__SHORT TASK__.
Leave out the pictures, and quote exactly the lines running from the one with "Read out every word on this page." through the last line of the entries below.
'''
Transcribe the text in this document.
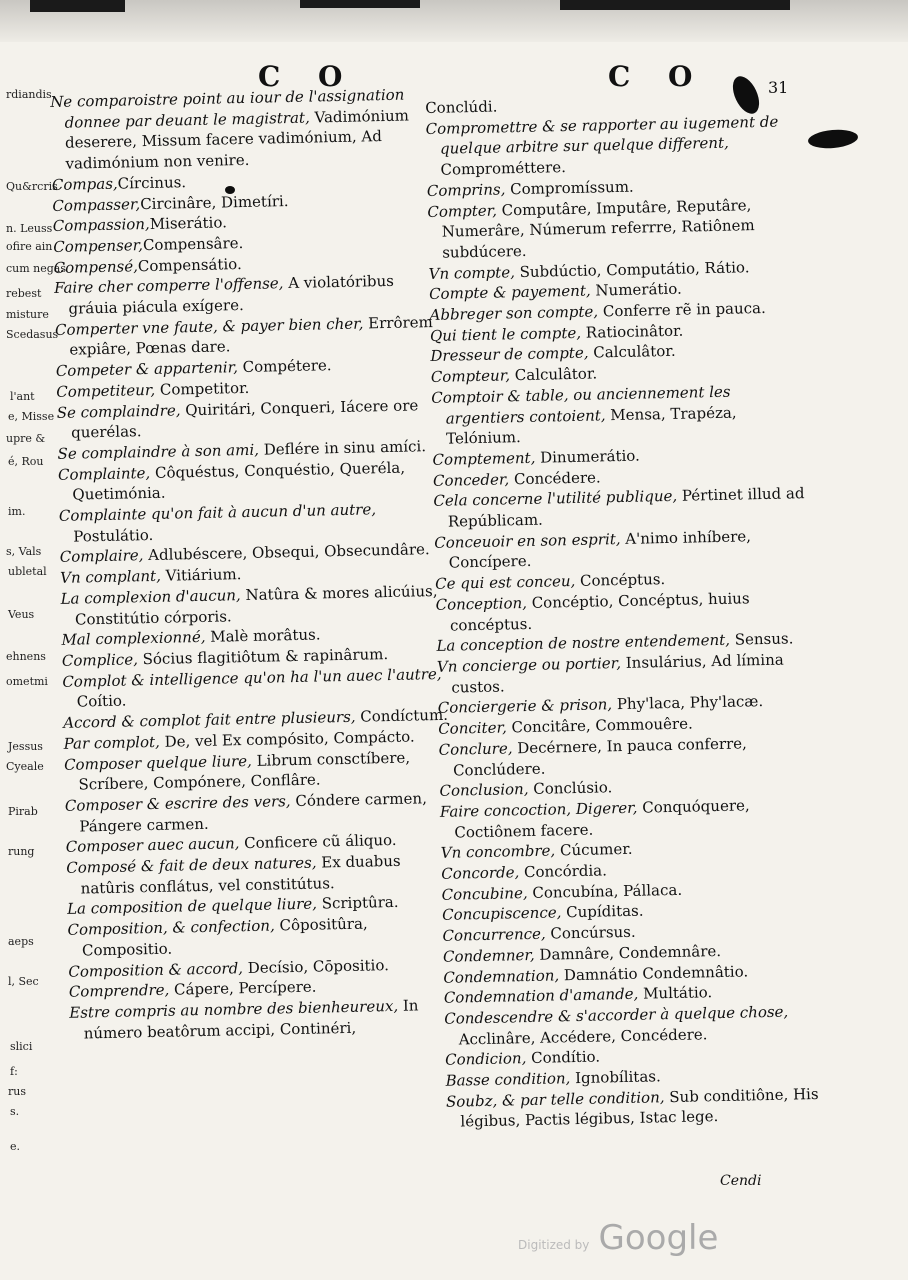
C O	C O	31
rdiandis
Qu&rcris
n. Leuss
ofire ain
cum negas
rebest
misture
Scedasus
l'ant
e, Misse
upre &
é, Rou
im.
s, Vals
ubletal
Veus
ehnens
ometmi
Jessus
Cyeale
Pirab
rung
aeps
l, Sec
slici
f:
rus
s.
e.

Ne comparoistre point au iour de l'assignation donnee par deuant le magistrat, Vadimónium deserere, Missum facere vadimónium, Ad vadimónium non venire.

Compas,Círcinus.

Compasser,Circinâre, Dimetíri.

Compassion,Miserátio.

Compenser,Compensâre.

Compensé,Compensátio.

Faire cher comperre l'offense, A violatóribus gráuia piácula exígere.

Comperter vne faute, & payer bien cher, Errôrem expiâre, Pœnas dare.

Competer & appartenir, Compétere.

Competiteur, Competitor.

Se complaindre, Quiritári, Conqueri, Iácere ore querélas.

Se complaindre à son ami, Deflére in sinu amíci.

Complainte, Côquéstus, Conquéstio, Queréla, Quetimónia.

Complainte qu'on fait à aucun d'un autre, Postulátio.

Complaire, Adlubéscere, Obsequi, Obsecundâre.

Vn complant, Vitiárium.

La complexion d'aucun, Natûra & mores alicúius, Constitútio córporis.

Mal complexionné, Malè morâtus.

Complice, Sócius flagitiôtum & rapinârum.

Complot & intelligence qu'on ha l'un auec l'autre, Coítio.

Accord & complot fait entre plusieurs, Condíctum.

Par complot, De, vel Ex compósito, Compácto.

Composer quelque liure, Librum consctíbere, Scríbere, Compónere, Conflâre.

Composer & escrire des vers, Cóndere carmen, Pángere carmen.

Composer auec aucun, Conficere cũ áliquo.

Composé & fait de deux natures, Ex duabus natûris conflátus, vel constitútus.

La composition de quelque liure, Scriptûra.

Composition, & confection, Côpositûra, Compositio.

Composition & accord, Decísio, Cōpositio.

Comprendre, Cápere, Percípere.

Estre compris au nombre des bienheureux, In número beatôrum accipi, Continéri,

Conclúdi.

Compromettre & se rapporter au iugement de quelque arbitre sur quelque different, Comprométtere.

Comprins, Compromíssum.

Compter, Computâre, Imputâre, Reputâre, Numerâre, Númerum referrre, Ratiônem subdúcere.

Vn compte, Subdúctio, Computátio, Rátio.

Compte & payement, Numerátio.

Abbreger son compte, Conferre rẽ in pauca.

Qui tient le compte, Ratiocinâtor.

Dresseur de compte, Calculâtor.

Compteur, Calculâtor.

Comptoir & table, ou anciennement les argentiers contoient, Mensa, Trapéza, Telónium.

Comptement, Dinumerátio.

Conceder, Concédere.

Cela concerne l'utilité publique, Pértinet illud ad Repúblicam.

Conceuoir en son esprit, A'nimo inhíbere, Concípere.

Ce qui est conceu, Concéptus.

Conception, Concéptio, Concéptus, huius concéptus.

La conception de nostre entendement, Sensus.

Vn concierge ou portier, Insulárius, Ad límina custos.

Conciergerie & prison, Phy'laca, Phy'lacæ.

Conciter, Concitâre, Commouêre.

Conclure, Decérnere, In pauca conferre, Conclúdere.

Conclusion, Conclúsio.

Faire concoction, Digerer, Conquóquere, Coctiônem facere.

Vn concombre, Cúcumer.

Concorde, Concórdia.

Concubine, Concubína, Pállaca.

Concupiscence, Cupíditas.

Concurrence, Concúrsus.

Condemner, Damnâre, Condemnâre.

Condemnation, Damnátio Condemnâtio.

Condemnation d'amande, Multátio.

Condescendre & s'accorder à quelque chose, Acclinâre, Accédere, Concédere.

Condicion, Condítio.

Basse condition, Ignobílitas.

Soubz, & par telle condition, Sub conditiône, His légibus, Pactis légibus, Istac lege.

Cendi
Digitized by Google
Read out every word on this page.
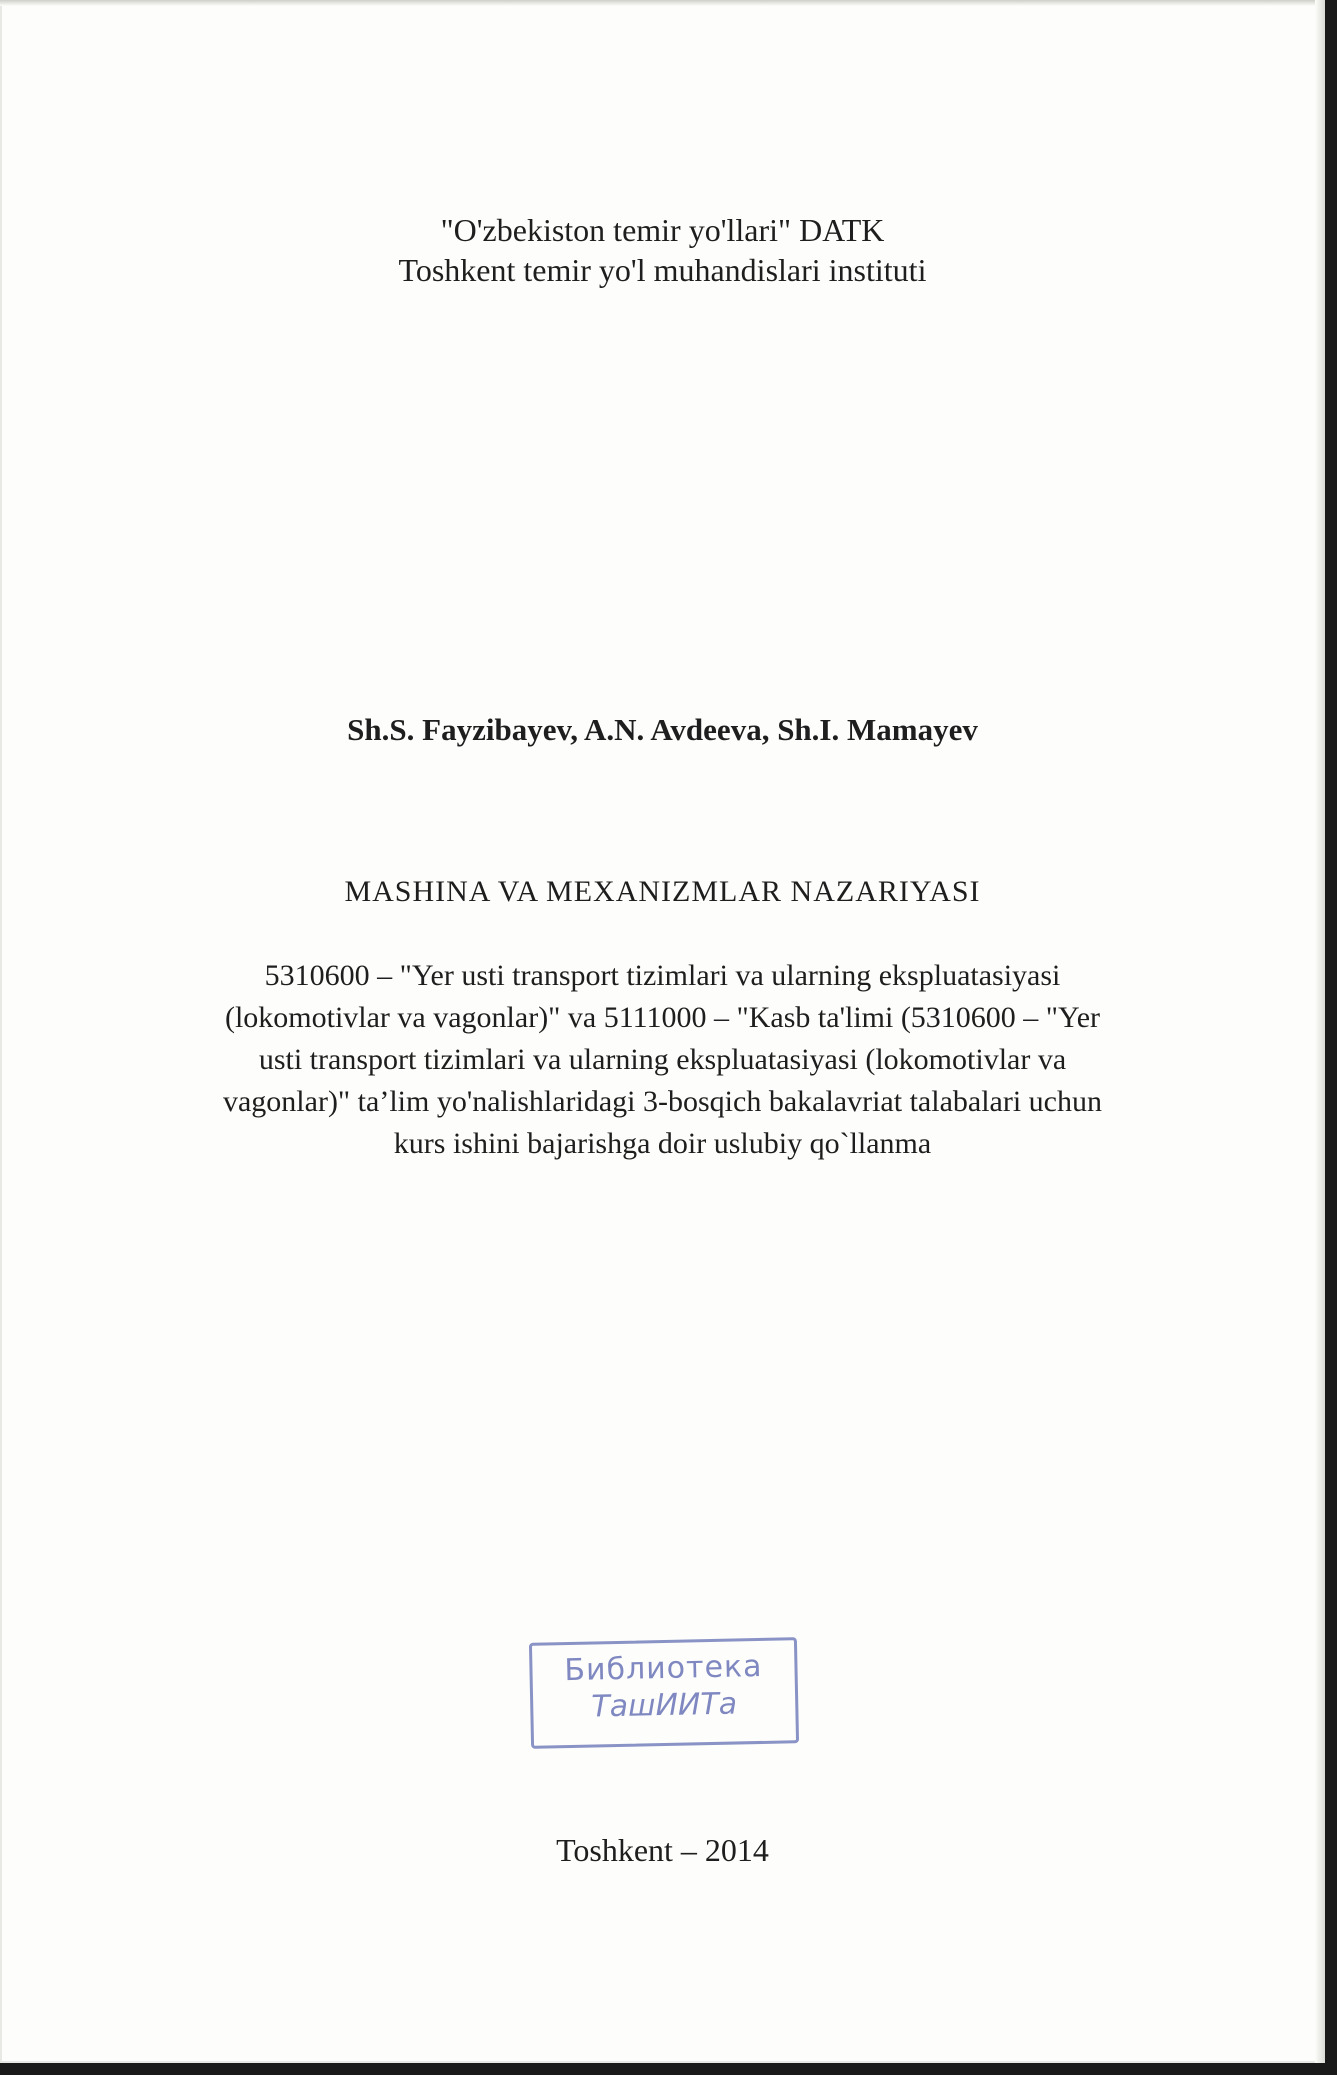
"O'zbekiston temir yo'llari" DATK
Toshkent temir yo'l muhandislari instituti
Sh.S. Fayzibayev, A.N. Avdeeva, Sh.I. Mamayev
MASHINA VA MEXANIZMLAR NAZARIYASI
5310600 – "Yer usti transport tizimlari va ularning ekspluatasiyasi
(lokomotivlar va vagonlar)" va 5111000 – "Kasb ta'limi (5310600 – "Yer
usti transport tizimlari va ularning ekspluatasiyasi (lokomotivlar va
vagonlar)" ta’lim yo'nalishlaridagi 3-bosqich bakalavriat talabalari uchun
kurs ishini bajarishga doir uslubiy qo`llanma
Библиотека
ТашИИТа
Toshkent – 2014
'''
__WRITTEN ANSWER__.
Read out every word on this page.
"O'zbekiston temir yo'llari" DATK
Toshkent temir yo'l muhandislari instituti
Sh.S. Fayzibayev, A.N. Avdeeva, Sh.I. Mamayev
MASHINA VA MEXANIZMLAR NAZARIYASI
5310600 – "Yer usti transport tizimlari va ularning ekspluatasiyasi
(lokomotivlar va vagonlar)" va 5111000 – "Kasb ta'limi (5310600 – "Yer
usti transport tizimlari va ularning ekspluatasiyasi (lokomotivlar va
vagonlar)" ta’lim yo'nalishlaridagi 3-bosqich bakalavriat talabalari uchun
kurs ishini bajarishga doir uslubiy qo`llanma
Библиотека
ТашИИТа
Toshkent – 2014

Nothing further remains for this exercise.